◆ Exercise objective ◆
Return the entries verbatim and drop every picture.

[Rows from a dataset]

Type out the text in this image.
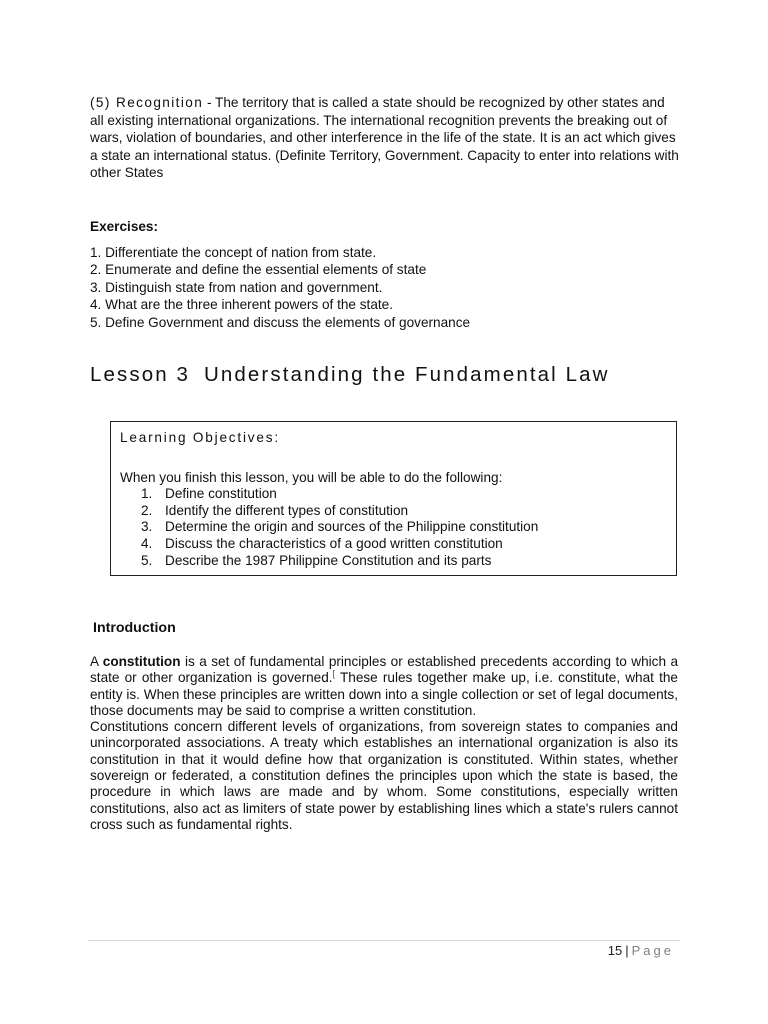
(5) Recognition - The territory that is called a state should be recognized by other states and all existing international organizations. The international recognition prevents the breaking out of wars, violation of boundaries, and other interference in the life of the state. It is an act which gives a state an international status. (Definite Territory, Government. Capacity to enter into relations with other States

Exercises:
1. Differentiate the concept of nation from state.
2. Enumerate and define the essential elements of state
3. Distinguish state from nation and government.
4. What are the three inherent powers of the state.
5. Define Government and discuss the elements of governance
Lesson 3 Understanding the Fundamental Law
Learning Objectives:

When you finish this lesson, you will be able to do the following:

1. Define constitution
2. Identify the different types of constitution
3. Determine the origin and sources of the Philippine constitution
4. Discuss the characteristics of a good written constitution
5. Describe the 1987 Philippine Constitution and its parts
Introduction

A constitution is a set of fundamental principles or established precedents according to which a state or other organization is governed.[ These rules together make up, i.e. constitute, what the entity is. When these principles are written down into a single collection or set of legal documents, those documents may be said to comprise a written constitution.

Constitutions concern different levels of organizations, from sovereign states to companies and unincorporated associations. A treaty which establishes an international organization is also its constitution in that it would define how that organization is constituted. Within states, whether sovereign or federated, a constitution defines the principles upon which the state is based, the procedure in which laws are made and by whom. Some constitutions, especially written constitutions, also act as limiters of state power by establishing lines which a state's rulers cannot cross such as fundamental rights.

15 | Page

◆ Exercise answer ◆
Type out the text in this image.
(5) Recognition - The territory that is called a state should be recognized by other states and all existing international organizations. The international recognition prevents the breaking out of wars, violation of boundaries, and other interference in the life of the state. It is an act which gives a state an international status. (Definite Territory, Government. Capacity to enter into relations with other States

Exercises:
1. Differentiate the concept of nation from state.
2. Enumerate and define the essential elements of state
3. Distinguish state from nation and government.
4. What are the three inherent powers of the state.
5. Define Government and discuss the elements of governance
Lesson 3 Understanding the Fundamental Law
Learning Objectives:

When you finish this lesson, you will be able to do the following:

1. Define constitution
2. Identify the different types of constitution
3. Determine the origin and sources of the Philippine constitution
4. Discuss the characteristics of a good written constitution
5. Describe the 1987 Philippine Constitution and its parts
Introduction

A constitution is a set of fundamental principles or established precedents according to which a state or other organization is governed.[ These rules together make up, i.e. constitute, what the entity is. When these principles are written down into a single collection or set of legal documents, those documents may be said to comprise a written constitution.

Constitutions concern different levels of organizations, from sovereign states to companies and unincorporated associations. A treaty which establishes an international organization is also its constitution in that it would define how that organization is constituted. Within states, whether sovereign or federated, a constitution defines the principles upon which the state is based, the procedure in which laws are made and by whom. Some constitutions, especially written constitutions, also act as limiters of state power by establishing lines which a state's rulers cannot cross such as fundamental rights.

15 | Page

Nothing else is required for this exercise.